• Your goal:
Make an exact transcription of the material, leaving out all images.

(Dataset records)

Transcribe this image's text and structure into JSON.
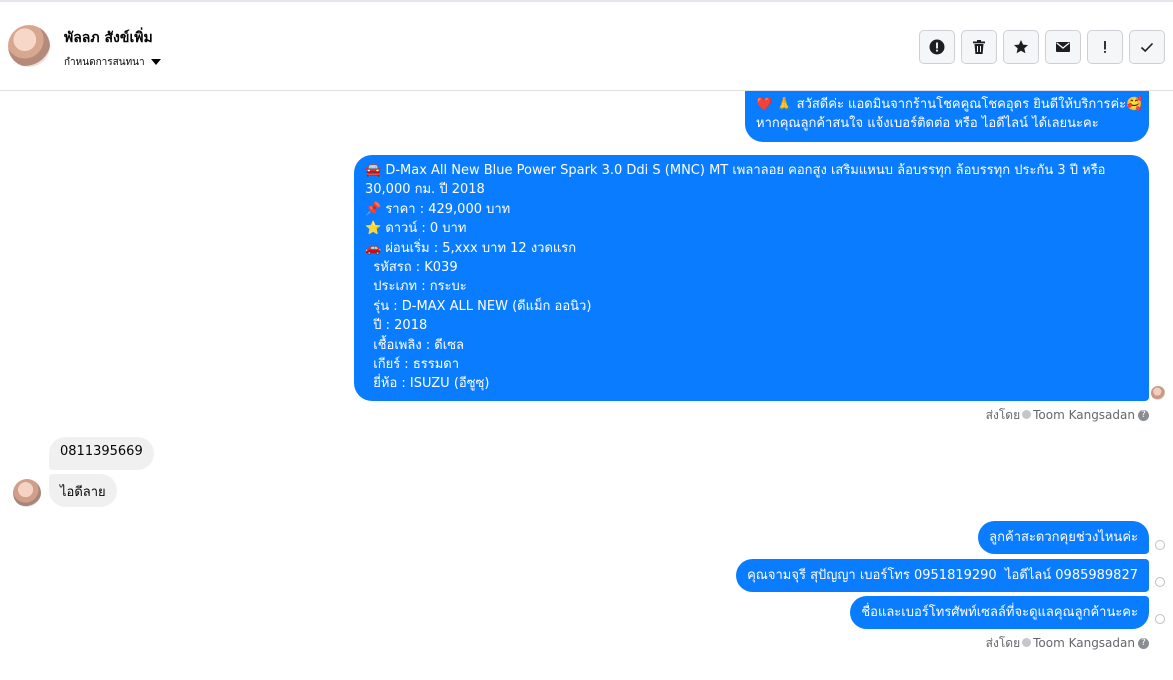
{
  "header": {
    "name": "พัลลภ สังข์เพิ่ม",
    "subtitle": "กำหนดการสนทนา",
    "actions": [
      "alert-circle-icon",
      "trash-icon",
      "star-icon",
      "envelope-icon",
      "exclamation-icon",
      "check-icon"
    ]
  },
  "messages": {
    "greeting": {
      "line1": "❤️ 🙏 สวัสดีค่ะ แอดมินจากร้านโชคคูณโชคอุดร ยินดีให้บริการค่ะ🥰",
      "line2": "หากคุณลูกค้าสนใจ แจ้งเบอร์ติดต่อ หรือ ไอดีไลน์ ได้เลยนะคะ"
    },
    "listing": {
      "l1": "🚘 D-Max All New Blue Power Spark 3.0 Ddi S (MNC) MT เพลาลอย คอกสูง เสริมแหนบ ล้อบรรทุก ล้อบรรทุก ประกัน 3 ปี หรือ",
      "l2": "30,000 กม. ปี 2018",
      "l3": "📌 ราคา : 429,000 บาท",
      "l4": "⭐ ดาวน์ : 0 บาท",
      "l5": "🚗 ผ่อนเริ่ม : 5,xxx บาท 12 งวดแรก",
      "l6": "  รหัสรถ : K039",
      "l7": "  ประเภท : กระบะ",
      "l8": "  รุ่น : D-MAX ALL NEW (ดีแม็ก ออนิว)",
      "l9": "  ปี : 2018",
      "l10": "  เชื้อเพลิง : ดีเซล",
      "l11": "  เกียร์ : ธรรมดา",
      "l12": "  ยี่ห้อ : ISUZU (อีซูซุ)"
    },
    "sent_by_prefix": "ส่งโดย",
    "sent_by_name": "Toom Kangsadan",
    "customer_phone": "0811395669",
    "customer_id": "ไอดีลาย",
    "reply1": "ลูกค้าสะดวกคุยช่วงไหนค่ะ",
    "reply2": "คุณจามจุรี สุปัญญา เบอร์โทร 0951819290  ไอดีไลน์ 0985989827",
    "reply3": "ชื่อและเบอร์โทรศัพท์เซลล์ที่จะดูแลคุณลูกค้านะคะ",
    "help_mark": "?"
  },
  "colors": {
    "outgoing": "#0a7cff",
    "incoming": "#f0f0f0",
    "meta": "#65676b"
  }
}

• Full answer:
Transcribe this image's text and structure into JSON.
{
  "header": {
    "name": "พัลลภ สังข์เพิ่ม",
    "subtitle": "กำหนดการสนทนา",
    "actions": [
      "alert-circle-icon",
      "trash-icon",
      "star-icon",
      "envelope-icon",
      "exclamation-icon",
      "check-icon"
    ]
  },
  "messages": {
    "greeting": {
      "line1": "❤️ 🙏 สวัสดีค่ะ แอดมินจากร้านโชคคูณโชคอุดร ยินดีให้บริการค่ะ🥰",
      "line2": "หากคุณลูกค้าสนใจ แจ้งเบอร์ติดต่อ หรือ ไอดีไลน์ ได้เลยนะคะ"
    },
    "listing": {
      "l1": "🚘 D-Max All New Blue Power Spark 3.0 Ddi S (MNC) MT เพลาลอย คอกสูง เสริมแหนบ ล้อบรรทุก ล้อบรรทุก ประกัน 3 ปี หรือ",
      "l2": "30,000 กม. ปี 2018",
      "l3": "📌 ราคา : 429,000 บาท",
      "l4": "⭐ ดาวน์ : 0 บาท",
      "l5": "🚗 ผ่อนเริ่ม : 5,xxx บาท 12 งวดแรก",
      "l6": "  รหัสรถ : K039",
      "l7": "  ประเภท : กระบะ",
      "l8": "  รุ่น : D-MAX ALL NEW (ดีแม็ก ออนิว)",
      "l9": "  ปี : 2018",
      "l10": "  เชื้อเพลิง : ดีเซล",
      "l11": "  เกียร์ : ธรรมดา",
      "l12": "  ยี่ห้อ : ISUZU (อีซูซุ)"
    },
    "sent_by_prefix": "ส่งโดย",
    "sent_by_name": "Toom Kangsadan",
    "customer_phone": "0811395669",
    "customer_id": "ไอดีลาย",
    "reply1": "ลูกค้าสะดวกคุยช่วงไหนค่ะ",
    "reply2": "คุณจามจุรี สุปัญญา เบอร์โทร 0951819290  ไอดีไลน์ 0985989827",
    "reply3": "ชื่อและเบอร์โทรศัพท์เซลล์ที่จะดูแลคุณลูกค้านะคะ",
    "help_mark": "?"
  },
  "colors": {
    "outgoing": "#0a7cff",
    "incoming": "#f0f0f0",
    "meta": "#65676b"
  }
}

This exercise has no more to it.